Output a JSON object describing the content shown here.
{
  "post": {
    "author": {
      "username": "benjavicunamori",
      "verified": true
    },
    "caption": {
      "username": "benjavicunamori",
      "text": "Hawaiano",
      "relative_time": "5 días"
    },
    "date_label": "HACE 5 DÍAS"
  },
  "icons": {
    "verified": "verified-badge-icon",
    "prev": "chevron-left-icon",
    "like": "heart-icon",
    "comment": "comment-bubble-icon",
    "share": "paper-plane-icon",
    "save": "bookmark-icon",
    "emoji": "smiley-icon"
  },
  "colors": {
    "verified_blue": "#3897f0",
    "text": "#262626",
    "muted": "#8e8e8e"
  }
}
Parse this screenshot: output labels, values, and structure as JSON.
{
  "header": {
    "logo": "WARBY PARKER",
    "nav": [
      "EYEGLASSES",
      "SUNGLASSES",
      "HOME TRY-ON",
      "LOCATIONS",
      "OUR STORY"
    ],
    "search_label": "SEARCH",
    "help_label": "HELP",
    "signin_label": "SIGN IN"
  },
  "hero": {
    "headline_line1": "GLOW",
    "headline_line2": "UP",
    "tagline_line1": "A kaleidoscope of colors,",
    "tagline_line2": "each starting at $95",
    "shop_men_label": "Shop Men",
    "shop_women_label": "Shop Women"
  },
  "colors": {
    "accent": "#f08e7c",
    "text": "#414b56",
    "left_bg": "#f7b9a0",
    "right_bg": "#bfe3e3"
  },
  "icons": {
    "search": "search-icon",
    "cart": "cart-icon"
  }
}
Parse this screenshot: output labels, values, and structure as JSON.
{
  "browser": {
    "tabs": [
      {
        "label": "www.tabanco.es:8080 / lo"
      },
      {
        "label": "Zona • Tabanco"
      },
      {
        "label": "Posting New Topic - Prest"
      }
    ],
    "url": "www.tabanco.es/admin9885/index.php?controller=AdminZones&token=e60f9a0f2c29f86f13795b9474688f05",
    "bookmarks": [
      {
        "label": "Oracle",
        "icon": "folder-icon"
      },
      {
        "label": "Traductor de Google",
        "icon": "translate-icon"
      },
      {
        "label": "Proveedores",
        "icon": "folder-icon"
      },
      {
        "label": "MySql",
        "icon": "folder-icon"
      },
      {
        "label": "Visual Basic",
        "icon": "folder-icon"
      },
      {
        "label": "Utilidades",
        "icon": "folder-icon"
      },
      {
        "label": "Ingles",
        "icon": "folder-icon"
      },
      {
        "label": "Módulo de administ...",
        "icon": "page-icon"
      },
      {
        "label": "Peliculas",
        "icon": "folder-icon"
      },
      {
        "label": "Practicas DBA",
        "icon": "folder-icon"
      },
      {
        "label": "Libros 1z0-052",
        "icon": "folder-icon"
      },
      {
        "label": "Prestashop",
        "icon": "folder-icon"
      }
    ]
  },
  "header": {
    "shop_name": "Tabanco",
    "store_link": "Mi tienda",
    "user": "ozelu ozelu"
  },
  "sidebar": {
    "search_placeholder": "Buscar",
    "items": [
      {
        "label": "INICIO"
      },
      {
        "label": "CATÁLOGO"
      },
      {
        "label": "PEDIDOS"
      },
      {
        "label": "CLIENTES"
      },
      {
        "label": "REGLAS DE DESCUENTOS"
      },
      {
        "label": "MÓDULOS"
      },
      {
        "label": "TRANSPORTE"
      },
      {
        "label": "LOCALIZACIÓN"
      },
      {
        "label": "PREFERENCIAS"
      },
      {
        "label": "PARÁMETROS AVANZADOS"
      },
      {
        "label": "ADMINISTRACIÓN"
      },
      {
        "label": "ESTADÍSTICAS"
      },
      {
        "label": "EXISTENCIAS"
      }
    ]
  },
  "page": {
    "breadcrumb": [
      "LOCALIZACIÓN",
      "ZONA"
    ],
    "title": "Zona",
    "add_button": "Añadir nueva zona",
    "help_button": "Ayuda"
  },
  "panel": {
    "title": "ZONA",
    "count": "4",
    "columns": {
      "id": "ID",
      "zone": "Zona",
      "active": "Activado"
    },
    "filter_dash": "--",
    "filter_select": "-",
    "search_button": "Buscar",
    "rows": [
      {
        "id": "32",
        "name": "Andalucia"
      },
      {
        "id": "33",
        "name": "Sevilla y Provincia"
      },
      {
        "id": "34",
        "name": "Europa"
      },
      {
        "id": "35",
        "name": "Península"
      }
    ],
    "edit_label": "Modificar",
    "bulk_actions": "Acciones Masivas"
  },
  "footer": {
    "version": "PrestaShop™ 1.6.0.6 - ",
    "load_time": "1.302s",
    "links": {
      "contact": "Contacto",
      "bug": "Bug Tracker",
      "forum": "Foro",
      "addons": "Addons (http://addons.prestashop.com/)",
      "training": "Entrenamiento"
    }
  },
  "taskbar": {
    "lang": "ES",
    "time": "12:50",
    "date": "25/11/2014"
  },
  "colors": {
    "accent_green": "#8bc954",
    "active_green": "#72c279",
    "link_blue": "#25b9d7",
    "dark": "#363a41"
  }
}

* [Given problem] Transcribe the whole listing exactly.

* [Response to the task]
Output a JSON object describing the content shown here.
{
  "post": {
    "author": {
      "username": "benjavicunamori",
      "verified": true
    },
    "caption": {
      "username": "benjavicunamori",
      "text": "Hawaiano",
      "relative_time": "5 días"
    },
    "date_label": "HACE 5 DÍAS"
  },
  "icons": {
    "verified": "verified-badge-icon",
    "prev": "chevron-left-icon",
    "like": "heart-icon",
    "comment": "comment-bubble-icon",
    "share": "paper-plane-icon",
    "save": "bookmark-icon",
    "emoji": "smiley-icon"
  },
  "colors": {
    "verified_blue": "#3897f0",
    "text": "#262626",
    "muted": "#8e8e8e"
  }
}
Parse this screenshot: output labels, values, and structure as JSON.
{
  "header": {
    "logo": "WARBY PARKER",
    "nav": [
      "EYEGLASSES",
      "SUNGLASSES",
      "HOME TRY-ON",
      "LOCATIONS",
      "OUR STORY"
    ],
    "search_label": "SEARCH",
    "help_label": "HELP",
    "signin_label": "SIGN IN"
  },
  "hero": {
    "headline_line1": "GLOW",
    "headline_line2": "UP",
    "tagline_line1": "A kaleidoscope of colors,",
    "tagline_line2": "each starting at $95",
    "shop_men_label": "Shop Men",
    "shop_women_label": "Shop Women"
  },
  "colors": {
    "accent": "#f08e7c",
    "text": "#414b56",
    "left_bg": "#f7b9a0",
    "right_bg": "#bfe3e3"
  },
  "icons": {
    "search": "search-icon",
    "cart": "cart-icon"
  }
}
Parse this screenshot: output labels, values, and structure as JSON.
{
  "browser": {
    "tabs": [
      {
        "label": "www.tabanco.es:8080 / lo"
      },
      {
        "label": "Zona • Tabanco"
      },
      {
        "label": "Posting New Topic - Prest"
      }
    ],
    "url": "www.tabanco.es/admin9885/index.php?controller=AdminZones&token=e60f9a0f2c29f86f13795b9474688f05",
    "bookmarks": [
      {
        "label": "Oracle",
        "icon": "folder-icon"
      },
      {
        "label": "Traductor de Google",
        "icon": "translate-icon"
      },
      {
        "label": "Proveedores",
        "icon": "folder-icon"
      },
      {
        "label": "MySql",
        "icon": "folder-icon"
      },
      {
        "label": "Visual Basic",
        "icon": "folder-icon"
      },
      {
        "label": "Utilidades",
        "icon": "folder-icon"
      },
      {
        "label": "Ingles",
        "icon": "folder-icon"
      },
      {
        "label": "Módulo de administ...",
        "icon": "page-icon"
      },
      {
        "label": "Peliculas",
        "icon": "folder-icon"
      },
      {
        "label": "Practicas DBA",
        "icon": "folder-icon"
      },
      {
        "label": "Libros 1z0-052",
        "icon": "folder-icon"
      },
      {
        "label": "Prestashop",
        "icon": "folder-icon"
      }
    ]
  },
  "header": {
    "shop_name": "Tabanco",
    "store_link": "Mi tienda",
    "user": "ozelu ozelu"
  },
  "sidebar": {
    "search_placeholder": "Buscar",
    "items": [
      {
        "label": "INICIO"
      },
      {
        "label": "CATÁLOGO"
      },
      {
        "label": "PEDIDOS"
      },
      {
        "label": "CLIENTES"
      },
      {
        "label": "REGLAS DE DESCUENTOS"
      },
      {
        "label": "MÓDULOS"
      },
      {
        "label": "TRANSPORTE"
      },
      {
        "label": "LOCALIZACIÓN"
      },
      {
        "label": "PREFERENCIAS"
      },
      {
        "label": "PARÁMETROS AVANZADOS"
      },
      {
        "label": "ADMINISTRACIÓN"
      },
      {
        "label": "ESTADÍSTICAS"
      },
      {
        "label": "EXISTENCIAS"
      }
    ]
  },
  "page": {
    "breadcrumb": [
      "LOCALIZACIÓN",
      "ZONA"
    ],
    "title": "Zona",
    "add_button": "Añadir nueva zona",
    "help_button": "Ayuda"
  },
  "panel": {
    "title": "ZONA",
    "count": "4",
    "columns": {
      "id": "ID",
      "zone": "Zona",
      "active": "Activado"
    },
    "filter_dash": "--",
    "filter_select": "-",
    "search_button": "Buscar",
    "rows": [
      {
        "id": "32",
        "name": "Andalucia"
      },
      {
        "id": "33",
        "name": "Sevilla y Provincia"
      },
      {
        "id": "34",
        "name": "Europa"
      },
      {
        "id": "35",
        "name": "Península"
      }
    ],
    "edit_label": "Modificar",
    "bulk_actions": "Acciones Masivas"
  },
  "footer": {
    "version": "PrestaShop™ 1.6.0.6 - ",
    "load_time": "1.302s",
    "links": {
      "contact": "Contacto",
      "bug": "Bug Tracker",
      "forum": "Foro",
      "addons": "Addons (http://addons.prestashop.com/)",
      "training": "Entrenamiento"
    }
  },
  "taskbar": {
    "lang": "ES",
    "time": "12:50",
    "date": "25/11/2014"
  },
  "colors": {
    "accent_green": "#8bc954",
    "active_green": "#72c279",
    "link_blue": "#25b9d7",
    "dark": "#363a41"
  }
}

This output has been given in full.